DIRECTIONS FOR THIS TASK
Give all the lines below again, exactly, with no pictures.

PROVIDED DATA

## START

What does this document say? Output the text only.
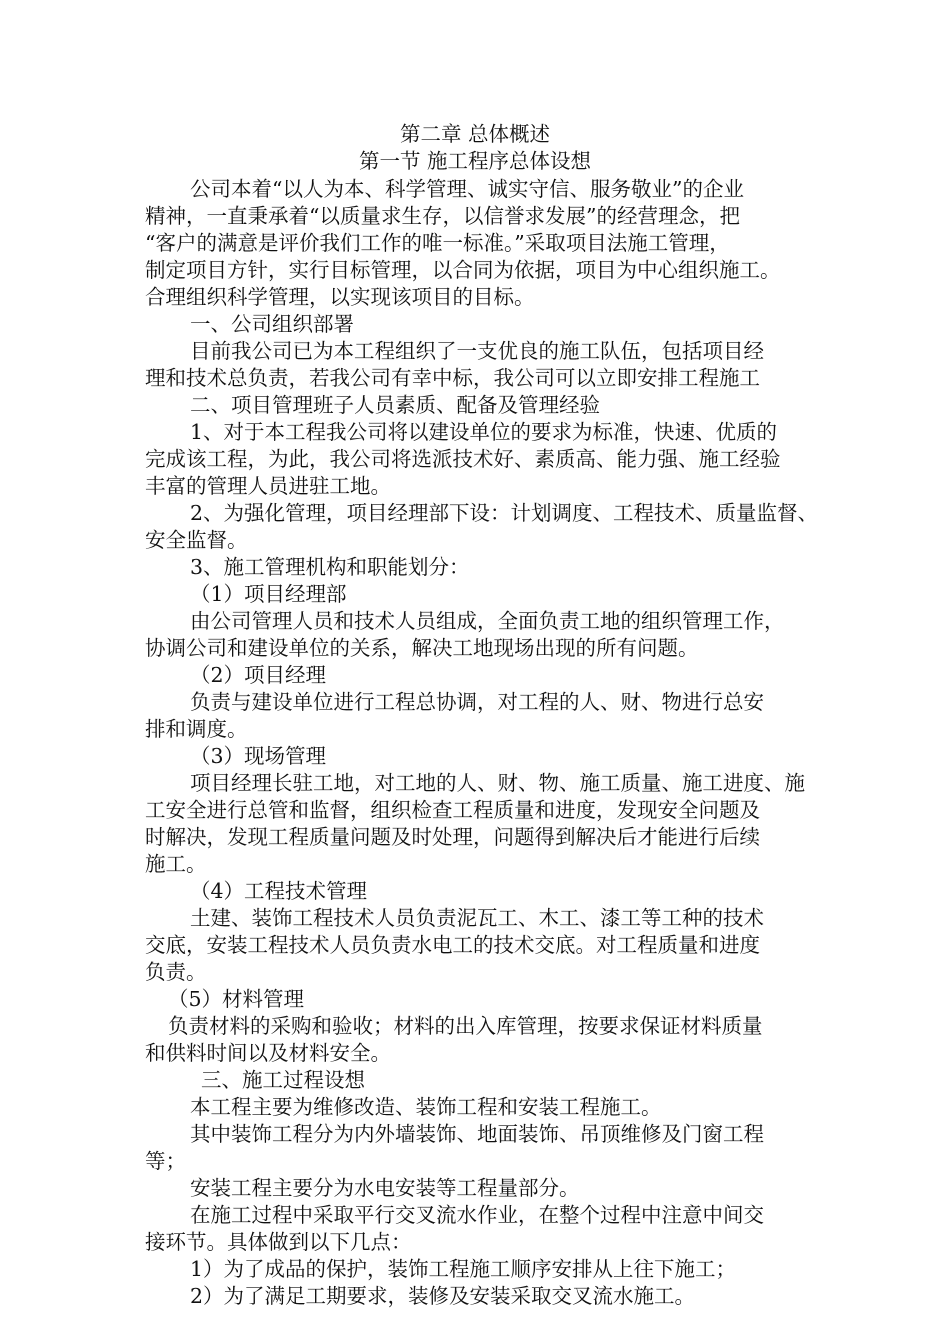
第二章 总体概述
第一节 施工程序总体设想
公司本着“以人为本、科学管理、诚实守信、服务敬业”的企业
精神，一直秉承着“以质量求生存，以信誉求发展”的经营理念，把
“客户的满意是评价我们工作的唯一标准。”采取项目法施工管理，
制定项目方针，实行目标管理，以合同为依据，项目为中心组织施工。
合理组织科学管理，以实现该项目的目标。
一、公司组织部署
目前我公司已为本工程组织了一支优良的施工队伍，包括项目经
理和技术总负责，若我公司有幸中标，我公司可以立即安排工程施工
二、项目管理班子人员素质、配备及管理经验
1、对于本工程我公司将以建设单位的要求为标准，快速、优质的
完成该工程，为此，我公司将选派技术好、素质高、能力强、施工经验
丰富的管理人员进驻工地。
2、为强化管理，项目经理部下设：计划调度、工程技术、质量监督、
安全监督。
3、施工管理机构和职能划分：
（1）项目经理部
由公司管理人员和技术人员组成，全面负责工地的组织管理工作，
协调公司和建设单位的关系，解决工地现场出现的所有问题。
（2）项目经理
负责与建设单位进行工程总协调，对工程的人、财、物进行总安
排和调度。
（3）现场管理
项目经理长驻工地，对工地的人、财、物、施工质量、施工进度、施
工安全进行总管和监督，组织检查工程质量和进度，发现安全问题及
时解决，发现工程质量问题及时处理，问题得到解决后才能进行后续
施工。
（4）工程技术管理
土建、装饰工程技术人员负责泥瓦工、木工、漆工等工种的技术
交底，安装工程技术人员负责水电工的技术交底。对工程质量和进度
负责。
（5）材料管理
负责材料的采购和验收；材料的出入库管理，按要求保证材料质量
和供料时间以及材料安全。
三、施工过程设想
本工程主要为维修改造、装饰工程和安装工程施工。
其中装饰工程分为内外墙装饰、地面装饰、吊顶维修及门窗工程
等；
安装工程主要分为水电安装等工程量部分。
在施工过程中采取平行交叉流水作业，在整个过程中注意中间交
接环节。具体做到以下几点：
1）为了成品的保护，装饰工程施工顺序安排从上往下施工；
2）为了满足工期要求，装修及安装采取交叉流水施工。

## END

EXERCISE ANSWER
What does this document say? Output the text only.
第二章 总体概述
第一节 施工程序总体设想
公司本着“以人为本、科学管理、诚实守信、服务敬业”的企业
精神，一直秉承着“以质量求生存，以信誉求发展”的经营理念，把
“客户的满意是评价我们工作的唯一标准。”采取项目法施工管理，
制定项目方针，实行目标管理，以合同为依据，项目为中心组织施工。
合理组织科学管理，以实现该项目的目标。
一、公司组织部署
目前我公司已为本工程组织了一支优良的施工队伍，包括项目经
理和技术总负责，若我公司有幸中标，我公司可以立即安排工程施工
二、项目管理班子人员素质、配备及管理经验
1、对于本工程我公司将以建设单位的要求为标准，快速、优质的
完成该工程，为此，我公司将选派技术好、素质高、能力强、施工经验
丰富的管理人员进驻工地。
2、为强化管理，项目经理部下设：计划调度、工程技术、质量监督、
安全监督。
3、施工管理机构和职能划分：
（1）项目经理部
由公司管理人员和技术人员组成，全面负责工地的组织管理工作，
协调公司和建设单位的关系，解决工地现场出现的所有问题。
（2）项目经理
负责与建设单位进行工程总协调，对工程的人、财、物进行总安
排和调度。
（3）现场管理
项目经理长驻工地，对工地的人、财、物、施工质量、施工进度、施
工安全进行总管和监督，组织检查工程质量和进度，发现安全问题及
时解决，发现工程质量问题及时处理，问题得到解决后才能进行后续
施工。
（4）工程技术管理
土建、装饰工程技术人员负责泥瓦工、木工、漆工等工种的技术
交底，安装工程技术人员负责水电工的技术交底。对工程质量和进度
负责。
（5）材料管理
负责材料的采购和验收；材料的出入库管理，按要求保证材料质量
和供料时间以及材料安全。
三、施工过程设想
本工程主要为维修改造、装饰工程和安装工程施工。
其中装饰工程分为内外墙装饰、地面装饰、吊顶维修及门窗工程
等；
安装工程主要分为水电安装等工程量部分。
在施工过程中采取平行交叉流水作业，在整个过程中注意中间交
接环节。具体做到以下几点：
1）为了成品的保护，装饰工程施工顺序安排从上往下施工；
2）为了满足工期要求，装修及安装采取交叉流水施工。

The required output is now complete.